Exercise task:
Output the full listing word for word.
....................
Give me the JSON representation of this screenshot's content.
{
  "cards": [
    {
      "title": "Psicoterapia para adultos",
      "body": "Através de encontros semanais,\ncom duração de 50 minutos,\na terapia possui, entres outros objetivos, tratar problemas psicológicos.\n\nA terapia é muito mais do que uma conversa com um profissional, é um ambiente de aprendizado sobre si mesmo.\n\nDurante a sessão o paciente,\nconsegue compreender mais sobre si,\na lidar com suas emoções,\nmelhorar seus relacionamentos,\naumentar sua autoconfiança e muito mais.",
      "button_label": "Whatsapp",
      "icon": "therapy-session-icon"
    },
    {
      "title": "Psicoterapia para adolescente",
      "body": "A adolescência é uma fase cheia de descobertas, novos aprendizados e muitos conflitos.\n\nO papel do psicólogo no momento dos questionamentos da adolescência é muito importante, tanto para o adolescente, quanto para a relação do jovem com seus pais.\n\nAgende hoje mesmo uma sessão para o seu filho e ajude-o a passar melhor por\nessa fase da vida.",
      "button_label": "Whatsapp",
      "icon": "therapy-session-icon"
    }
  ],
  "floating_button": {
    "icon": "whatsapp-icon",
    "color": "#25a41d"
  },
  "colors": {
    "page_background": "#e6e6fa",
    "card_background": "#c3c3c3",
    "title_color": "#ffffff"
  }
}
....................
Answer to this problem:
Give me the JSON representation of this screenshot's content.
{
  "cards": [
    {
      "title": "Psicoterapia para adultos",
      "body": "Através de encontros semanais,\ncom duração de 50 minutos,\na terapia possui, entres outros objetivos, tratar problemas psicológicos.\n\nA terapia é muito mais do que uma conversa com um profissional, é um ambiente de aprendizado sobre si mesmo.\n\nDurante a sessão o paciente,\nconsegue compreender mais sobre si,\na lidar com suas emoções,\nmelhorar seus relacionamentos,\naumentar sua autoconfiança e muito mais.",
      "button_label": "Whatsapp",
      "icon": "therapy-session-icon"
    },
    {
      "title": "Psicoterapia para adolescente",
      "body": "A adolescência é uma fase cheia de descobertas, novos aprendizados e muitos conflitos.\n\nO papel do psicólogo no momento dos questionamentos da adolescência é muito importante, tanto para o adolescente, quanto para a relação do jovem com seus pais.\n\nAgende hoje mesmo uma sessão para o seu filho e ajude-o a passar melhor por\nessa fase da vida.",
      "button_label": "Whatsapp",
      "icon": "therapy-session-icon"
    }
  ],
  "floating_button": {
    "icon": "whatsapp-icon",
    "color": "#25a41d"
  },
  "colors": {
    "page_background": "#e6e6fa",
    "card_background": "#c3c3c3",
    "title_color": "#ffffff"
  }
}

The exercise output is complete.